-- Start Provided records --

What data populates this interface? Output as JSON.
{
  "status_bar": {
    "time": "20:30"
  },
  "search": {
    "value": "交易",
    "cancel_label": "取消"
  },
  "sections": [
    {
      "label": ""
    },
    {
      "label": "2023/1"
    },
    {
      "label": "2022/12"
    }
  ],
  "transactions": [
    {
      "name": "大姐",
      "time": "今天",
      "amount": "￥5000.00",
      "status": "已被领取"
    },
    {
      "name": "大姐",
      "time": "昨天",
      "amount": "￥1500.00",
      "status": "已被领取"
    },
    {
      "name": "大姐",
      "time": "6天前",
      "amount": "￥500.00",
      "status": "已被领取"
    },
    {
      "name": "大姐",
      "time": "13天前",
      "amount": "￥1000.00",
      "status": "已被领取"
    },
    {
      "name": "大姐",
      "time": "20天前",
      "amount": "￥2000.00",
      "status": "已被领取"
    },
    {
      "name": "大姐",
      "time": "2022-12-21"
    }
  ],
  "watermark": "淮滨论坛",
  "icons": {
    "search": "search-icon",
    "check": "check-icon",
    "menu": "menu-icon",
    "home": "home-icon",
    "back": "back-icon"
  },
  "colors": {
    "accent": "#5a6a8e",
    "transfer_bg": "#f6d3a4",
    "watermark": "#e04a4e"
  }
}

-- End Provided records --

• Task to carry out: Write all of the records out again exactly.

• Output of the task:
What data populates this interface? Output as JSON.
{
  "status_bar": {
    "time": "20:30"
  },
  "search": {
    "value": "交易",
    "cancel_label": "取消"
  },
  "sections": [
    {
      "label": ""
    },
    {
      "label": "2023/1"
    },
    {
      "label": "2022/12"
    }
  ],
  "transactions": [
    {
      "name": "大姐",
      "time": "今天",
      "amount": "￥5000.00",
      "status": "已被领取"
    },
    {
      "name": "大姐",
      "time": "昨天",
      "amount": "￥1500.00",
      "status": "已被领取"
    },
    {
      "name": "大姐",
      "time": "6天前",
      "amount": "￥500.00",
      "status": "已被领取"
    },
    {
      "name": "大姐",
      "time": "13天前",
      "amount": "￥1000.00",
      "status": "已被领取"
    },
    {
      "name": "大姐",
      "time": "20天前",
      "amount": "￥2000.00",
      "status": "已被领取"
    },
    {
      "name": "大姐",
      "time": "2022-12-21"
    }
  ],
  "watermark": "淮滨论坛",
  "icons": {
    "search": "search-icon",
    "check": "check-icon",
    "menu": "menu-icon",
    "home": "home-icon",
    "back": "back-icon"
  },
  "colors": {
    "accent": "#5a6a8e",
    "transfer_bg": "#f6d3a4",
    "watermark": "#e04a4e"
  }
}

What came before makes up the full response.